:: What the task requires ::
Reproduce this listing in full.

:: Stored records ::
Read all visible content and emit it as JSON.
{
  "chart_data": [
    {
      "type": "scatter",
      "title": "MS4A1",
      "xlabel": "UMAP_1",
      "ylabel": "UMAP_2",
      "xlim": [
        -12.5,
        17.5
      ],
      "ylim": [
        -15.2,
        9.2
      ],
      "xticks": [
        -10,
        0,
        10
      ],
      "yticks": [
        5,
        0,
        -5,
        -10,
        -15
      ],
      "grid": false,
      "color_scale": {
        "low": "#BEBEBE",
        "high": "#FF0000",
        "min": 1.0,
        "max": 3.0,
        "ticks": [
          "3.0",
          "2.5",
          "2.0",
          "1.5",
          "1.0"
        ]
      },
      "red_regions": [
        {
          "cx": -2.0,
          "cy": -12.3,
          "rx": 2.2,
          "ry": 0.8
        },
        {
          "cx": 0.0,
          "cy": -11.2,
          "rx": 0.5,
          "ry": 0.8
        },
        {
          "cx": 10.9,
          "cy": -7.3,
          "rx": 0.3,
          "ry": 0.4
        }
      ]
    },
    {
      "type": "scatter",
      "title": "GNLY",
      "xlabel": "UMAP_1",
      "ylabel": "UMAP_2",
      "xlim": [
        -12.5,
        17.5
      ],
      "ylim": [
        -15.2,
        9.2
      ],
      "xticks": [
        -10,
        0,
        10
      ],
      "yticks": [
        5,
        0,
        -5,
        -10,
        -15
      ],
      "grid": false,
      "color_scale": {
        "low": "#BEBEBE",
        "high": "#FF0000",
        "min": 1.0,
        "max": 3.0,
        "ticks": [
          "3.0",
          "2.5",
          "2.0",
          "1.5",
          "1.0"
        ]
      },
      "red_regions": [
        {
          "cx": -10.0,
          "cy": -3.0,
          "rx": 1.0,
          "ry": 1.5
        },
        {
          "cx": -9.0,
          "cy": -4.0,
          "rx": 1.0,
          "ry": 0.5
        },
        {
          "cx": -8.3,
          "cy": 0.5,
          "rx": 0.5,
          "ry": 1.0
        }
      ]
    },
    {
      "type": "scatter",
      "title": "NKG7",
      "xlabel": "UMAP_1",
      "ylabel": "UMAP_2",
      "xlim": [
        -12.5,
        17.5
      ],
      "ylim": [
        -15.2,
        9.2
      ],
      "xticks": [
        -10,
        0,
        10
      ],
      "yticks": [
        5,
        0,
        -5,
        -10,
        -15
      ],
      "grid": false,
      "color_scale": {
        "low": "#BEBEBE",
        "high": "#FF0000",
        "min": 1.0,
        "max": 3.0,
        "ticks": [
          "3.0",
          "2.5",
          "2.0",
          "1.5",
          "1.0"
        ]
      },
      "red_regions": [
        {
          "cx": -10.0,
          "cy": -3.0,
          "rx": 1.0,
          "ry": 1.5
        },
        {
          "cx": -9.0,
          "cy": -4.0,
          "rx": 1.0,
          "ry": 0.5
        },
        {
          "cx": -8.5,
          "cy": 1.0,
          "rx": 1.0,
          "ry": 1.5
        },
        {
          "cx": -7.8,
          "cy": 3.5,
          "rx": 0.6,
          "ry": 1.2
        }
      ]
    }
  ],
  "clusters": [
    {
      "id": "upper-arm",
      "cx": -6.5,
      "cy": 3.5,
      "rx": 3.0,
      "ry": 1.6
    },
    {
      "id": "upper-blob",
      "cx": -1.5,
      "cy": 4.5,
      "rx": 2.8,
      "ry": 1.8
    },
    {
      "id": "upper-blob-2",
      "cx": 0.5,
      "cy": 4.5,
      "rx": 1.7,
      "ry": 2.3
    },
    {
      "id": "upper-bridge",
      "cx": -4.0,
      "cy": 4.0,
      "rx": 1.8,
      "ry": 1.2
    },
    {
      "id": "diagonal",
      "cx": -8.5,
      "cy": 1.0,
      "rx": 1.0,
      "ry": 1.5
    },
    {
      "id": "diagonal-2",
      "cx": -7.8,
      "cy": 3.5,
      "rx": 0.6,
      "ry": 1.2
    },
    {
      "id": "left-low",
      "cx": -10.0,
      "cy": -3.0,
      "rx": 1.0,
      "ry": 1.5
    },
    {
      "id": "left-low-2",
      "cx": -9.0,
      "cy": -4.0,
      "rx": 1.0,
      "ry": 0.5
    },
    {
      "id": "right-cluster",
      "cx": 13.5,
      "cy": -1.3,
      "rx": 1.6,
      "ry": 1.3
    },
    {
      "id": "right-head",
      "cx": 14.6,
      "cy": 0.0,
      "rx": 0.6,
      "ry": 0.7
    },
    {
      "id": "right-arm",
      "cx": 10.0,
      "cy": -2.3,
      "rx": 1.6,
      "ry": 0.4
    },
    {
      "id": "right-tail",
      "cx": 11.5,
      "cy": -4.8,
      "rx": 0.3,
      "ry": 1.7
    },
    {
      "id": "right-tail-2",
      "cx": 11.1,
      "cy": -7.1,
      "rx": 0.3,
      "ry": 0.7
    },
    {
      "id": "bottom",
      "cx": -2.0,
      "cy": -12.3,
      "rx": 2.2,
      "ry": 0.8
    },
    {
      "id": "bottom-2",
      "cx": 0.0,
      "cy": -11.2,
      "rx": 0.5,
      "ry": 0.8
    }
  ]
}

:: Result below ::
Read all visible content and emit it as JSON.
{
  "chart_data": [
    {
      "type": "scatter",
      "title": "MS4A1",
      "xlabel": "UMAP_1",
      "ylabel": "UMAP_2",
      "xlim": [
        -12.5,
        17.5
      ],
      "ylim": [
        -15.2,
        9.2
      ],
      "xticks": [
        -10,
        0,
        10
      ],
      "yticks": [
        5,
        0,
        -5,
        -10,
        -15
      ],
      "grid": false,
      "color_scale": {
        "low": "#BEBEBE",
        "high": "#FF0000",
        "min": 1.0,
        "max": 3.0,
        "ticks": [
          "3.0",
          "2.5",
          "2.0",
          "1.5",
          "1.0"
        ]
      },
      "red_regions": [
        {
          "cx": -2.0,
          "cy": -12.3,
          "rx": 2.2,
          "ry": 0.8
        },
        {
          "cx": 0.0,
          "cy": -11.2,
          "rx": 0.5,
          "ry": 0.8
        },
        {
          "cx": 10.9,
          "cy": -7.3,
          "rx": 0.3,
          "ry": 0.4
        }
      ]
    },
    {
      "type": "scatter",
      "title": "GNLY",
      "xlabel": "UMAP_1",
      "ylabel": "UMAP_2",
      "xlim": [
        -12.5,
        17.5
      ],
      "ylim": [
        -15.2,
        9.2
      ],
      "xticks": [
        -10,
        0,
        10
      ],
      "yticks": [
        5,
        0,
        -5,
        -10,
        -15
      ],
      "grid": false,
      "color_scale": {
        "low": "#BEBEBE",
        "high": "#FF0000",
        "min": 1.0,
        "max": 3.0,
        "ticks": [
          "3.0",
          "2.5",
          "2.0",
          "1.5",
          "1.0"
        ]
      },
      "red_regions": [
        {
          "cx": -10.0,
          "cy": -3.0,
          "rx": 1.0,
          "ry": 1.5
        },
        {
          "cx": -9.0,
          "cy": -4.0,
          "rx": 1.0,
          "ry": 0.5
        },
        {
          "cx": -8.3,
          "cy": 0.5,
          "rx": 0.5,
          "ry": 1.0
        }
      ]
    },
    {
      "type": "scatter",
      "title": "NKG7",
      "xlabel": "UMAP_1",
      "ylabel": "UMAP_2",
      "xlim": [
        -12.5,
        17.5
      ],
      "ylim": [
        -15.2,
        9.2
      ],
      "xticks": [
        -10,
        0,
        10
      ],
      "yticks": [
        5,
        0,
        -5,
        -10,
        -15
      ],
      "grid": false,
      "color_scale": {
        "low": "#BEBEBE",
        "high": "#FF0000",
        "min": 1.0,
        "max": 3.0,
        "ticks": [
          "3.0",
          "2.5",
          "2.0",
          "1.5",
          "1.0"
        ]
      },
      "red_regions": [
        {
          "cx": -10.0,
          "cy": -3.0,
          "rx": 1.0,
          "ry": 1.5
        },
        {
          "cx": -9.0,
          "cy": -4.0,
          "rx": 1.0,
          "ry": 0.5
        },
        {
          "cx": -8.5,
          "cy": 1.0,
          "rx": 1.0,
          "ry": 1.5
        },
        {
          "cx": -7.8,
          "cy": 3.5,
          "rx": 0.6,
          "ry": 1.2
        }
      ]
    }
  ],
  "clusters": [
    {
      "id": "upper-arm",
      "cx": -6.5,
      "cy": 3.5,
      "rx": 3.0,
      "ry": 1.6
    },
    {
      "id": "upper-blob",
      "cx": -1.5,
      "cy": 4.5,
      "rx": 2.8,
      "ry": 1.8
    },
    {
      "id": "upper-blob-2",
      "cx": 0.5,
      "cy": 4.5,
      "rx": 1.7,
      "ry": 2.3
    },
    {
      "id": "upper-bridge",
      "cx": -4.0,
      "cy": 4.0,
      "rx": 1.8,
      "ry": 1.2
    },
    {
      "id": "diagonal",
      "cx": -8.5,
      "cy": 1.0,
      "rx": 1.0,
      "ry": 1.5
    },
    {
      "id": "diagonal-2",
      "cx": -7.8,
      "cy": 3.5,
      "rx": 0.6,
      "ry": 1.2
    },
    {
      "id": "left-low",
      "cx": -10.0,
      "cy": -3.0,
      "rx": 1.0,
      "ry": 1.5
    },
    {
      "id": "left-low-2",
      "cx": -9.0,
      "cy": -4.0,
      "rx": 1.0,
      "ry": 0.5
    },
    {
      "id": "right-cluster",
      "cx": 13.5,
      "cy": -1.3,
      "rx": 1.6,
      "ry": 1.3
    },
    {
      "id": "right-head",
      "cx": 14.6,
      "cy": 0.0,
      "rx": 0.6,
      "ry": 0.7
    },
    {
      "id": "right-arm",
      "cx": 10.0,
      "cy": -2.3,
      "rx": 1.6,
      "ry": 0.4
    },
    {
      "id": "right-tail",
      "cx": 11.5,
      "cy": -4.8,
      "rx": 0.3,
      "ry": 1.7
    },
    {
      "id": "right-tail-2",
      "cx": 11.1,
      "cy": -7.1,
      "rx": 0.3,
      "ry": 0.7
    },
    {
      "id": "bottom",
      "cx": -2.0,
      "cy": -12.3,
      "rx": 2.2,
      "ry": 0.8
    },
    {
      "id": "bottom-2",
      "cx": 0.0,
      "cy": -11.2,
      "rx": 0.5,
      "ry": 0.8
    }
  ]
}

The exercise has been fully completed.